# Problem description
Your task is to transcribe all of the records exactly and leave out the pictures.

# Figure collection entries
══════

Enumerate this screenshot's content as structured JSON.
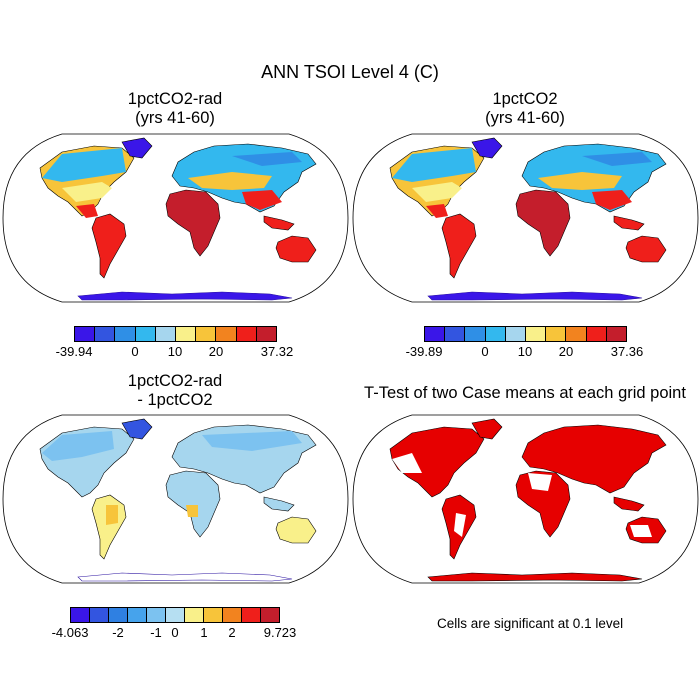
{
  "figure": {
    "title": "ANN TSOI Level 4 (C)"
  },
  "panels": [
    {
      "title_line1": "1pctCO2-rad",
      "title_line2": "(yrs 41-60)"
    },
    {
      "title_line1": "1pctCO2",
      "title_line2": "(yrs 41-60)"
    },
    {
      "title_line1": "1pctCO2-rad",
      "title_line2": "- 1pctCO2"
    },
    {
      "title_line1": "T-Test of two Case means at each grid point",
      "title_line2": ""
    }
  ],
  "colorbars": [
    {
      "colors": [
        "#3a16e8",
        "#3355e0",
        "#2f8fe6",
        "#33b8ee",
        "#a6d6ee",
        "#f9f08a",
        "#f7c43a",
        "#f2831f",
        "#ef1f1b",
        "#c41e2c"
      ],
      "labels": [
        "-39.94",
        "0",
        "10",
        "20",
        "37.32"
      ]
    },
    {
      "colors": [
        "#3a16e8",
        "#3355e0",
        "#2f8fe6",
        "#33b8ee",
        "#a6d6ee",
        "#f9f08a",
        "#f7c43a",
        "#f2831f",
        "#ef1f1b",
        "#c41e2c"
      ],
      "labels": [
        "-39.89",
        "0",
        "10",
        "20",
        "37.36"
      ]
    },
    {
      "colors": [
        "#3a16e8",
        "#3355e0",
        "#2f80e2",
        "#46a3ec",
        "#7cc2f0",
        "#b6dff2",
        "#f9f08a",
        "#f7c43a",
        "#f2831f",
        "#ef1f1b",
        "#c41e2c"
      ],
      "labels": [
        "-4.063",
        "-2",
        "-1",
        "0",
        "1",
        "2",
        "9.723"
      ]
    }
  ],
  "significance_note": "Cells are significant at 0.1 level",
  "colors": {
    "significant": "#e60000",
    "ocean": "#ffffff",
    "coast": "#000000"
  }
}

══════

# Response
Enumerate this screenshot's content as structured JSON.
{
  "figure": {
    "title": "ANN TSOI Level 4 (C)"
  },
  "panels": [
    {
      "title_line1": "1pctCO2-rad",
      "title_line2": "(yrs 41-60)"
    },
    {
      "title_line1": "1pctCO2",
      "title_line2": "(yrs 41-60)"
    },
    {
      "title_line1": "1pctCO2-rad",
      "title_line2": "- 1pctCO2"
    },
    {
      "title_line1": "T-Test of two Case means at each grid point",
      "title_line2": ""
    }
  ],
  "colorbars": [
    {
      "colors": [
        "#3a16e8",
        "#3355e0",
        "#2f8fe6",
        "#33b8ee",
        "#a6d6ee",
        "#f9f08a",
        "#f7c43a",
        "#f2831f",
        "#ef1f1b",
        "#c41e2c"
      ],
      "labels": [
        "-39.94",
        "0",
        "10",
        "20",
        "37.32"
      ]
    },
    {
      "colors": [
        "#3a16e8",
        "#3355e0",
        "#2f8fe6",
        "#33b8ee",
        "#a6d6ee",
        "#f9f08a",
        "#f7c43a",
        "#f2831f",
        "#ef1f1b",
        "#c41e2c"
      ],
      "labels": [
        "-39.89",
        "0",
        "10",
        "20",
        "37.36"
      ]
    },
    {
      "colors": [
        "#3a16e8",
        "#3355e0",
        "#2f80e2",
        "#46a3ec",
        "#7cc2f0",
        "#b6dff2",
        "#f9f08a",
        "#f7c43a",
        "#f2831f",
        "#ef1f1b",
        "#c41e2c"
      ],
      "labels": [
        "-4.063",
        "-2",
        "-1",
        "0",
        "1",
        "2",
        "9.723"
      ]
    }
  ],
  "significance_note": "Cells are significant at 0.1 level",
  "colors": {
    "significant": "#e60000",
    "ocean": "#ffffff",
    "coast": "#000000"
  }
}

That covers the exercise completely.